* Start AVAILABLE RECORDS *

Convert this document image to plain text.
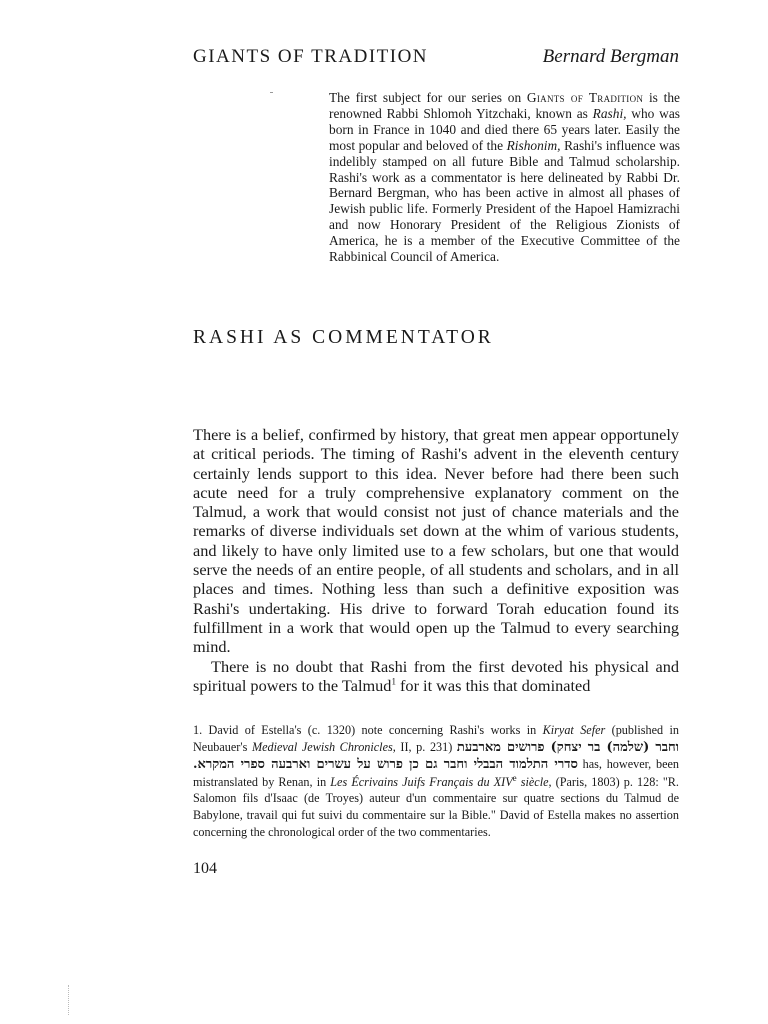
GIANTS OF TRADITION	Bernard Bergman
The first subject for our series on Giants of Tradition is the renowned Rabbi Shlomoh Yitzchaki, known as Rashi, who was born in France in 1040 and died there 65 years later. Easily the most popular and beloved of the Rishonim, Rashi's influence was indelibly stamped on all future Bible and Talmud scholarship. Rashi's work as a commentator is here delineated by Rabbi Dr. Bernard Bergman, who has been active in almost all phases of Jewish public life. Formerly President of the Hapoel Hamizrachi and now Honorary President of the Religious Zionists of America, he is a member of the Executive Committee of the Rabbinical Council of America.
RASHI AS COMMENTATOR

There is a belief, confirmed by history, that great men appear opportunely at critical periods. The timing of Rashi's advent in the eleventh century certainly lends support to this idea. Never before had there been such acute need for a truly comprehensive explanatory comment on the Talmud, a work that would consist not just of chance materials and the remarks of diverse individuals set down at the whim of various students, and likely to have only limited use to a few scholars, but one that would serve the needs of an entire people, of all students and scholars, and in all places and times. Nothing less than such a definitive exposition was Rashi's undertaking. His drive to forward Torah education found its fulfillment in a work that would open up the Talmud to every searching mind.

There is no doubt that Rashi from the first devoted his physical and spiritual powers to the Talmud$^1$ for it was this that dominated

1. David of Estella's (c. 1320) note concerning Rashi's works in Kiryat Sefer (published in Neubauer's Medieval Jewish Chronicles, II, p. 231) וחבר (שלמה) בר יצחק) פרושים מארבעת סדרי התלמוד הבבלי וחבר גם כן פרוש על עשרים וארבעה ספרי המקרא. has, however, been mistranslated by Renan, in Les Écrivains Juifs Français du XIVe siècle, (Paris, 1803) p. 128: "R. Salomon fils d'Isaac (de Troyes) auteur d'un commentaire sur quatre sections du Talmud de Babylone, travail qui fut suivi du commentaire sur la Bible." David of Estella makes no assertion concerning the chronological order of the two commentaries.
104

* End AVAILABLE RECORDS *

_WHAT THE TASK ASKS:_
Take every line from the data that contains the word "Bernard".

_RESULT OF THIS EXERCISE:_
GIANTS OF TRADITION	Bernard Bergman
The first subject for our series on Giants of Tradition is the renowned Rabbi Shlomoh Yitzchaki, known as Rashi, who was born in France in 1040 and died there 65 years later. Easily the most popular and beloved of the Rishonim, Rashi's influence was indelibly stamped on all future Bible and Talmud scholarship. Rashi's work as a commentator is here delineated by Rabbi Dr. Bernard Bergman, who has been active in almost all phases of Jewish public life. Formerly President of the Hapoel Hamizrachi and now Honorary President of the Religious Zionists of America, he is a member of the Executive Committee of the Rabbinical Council of America.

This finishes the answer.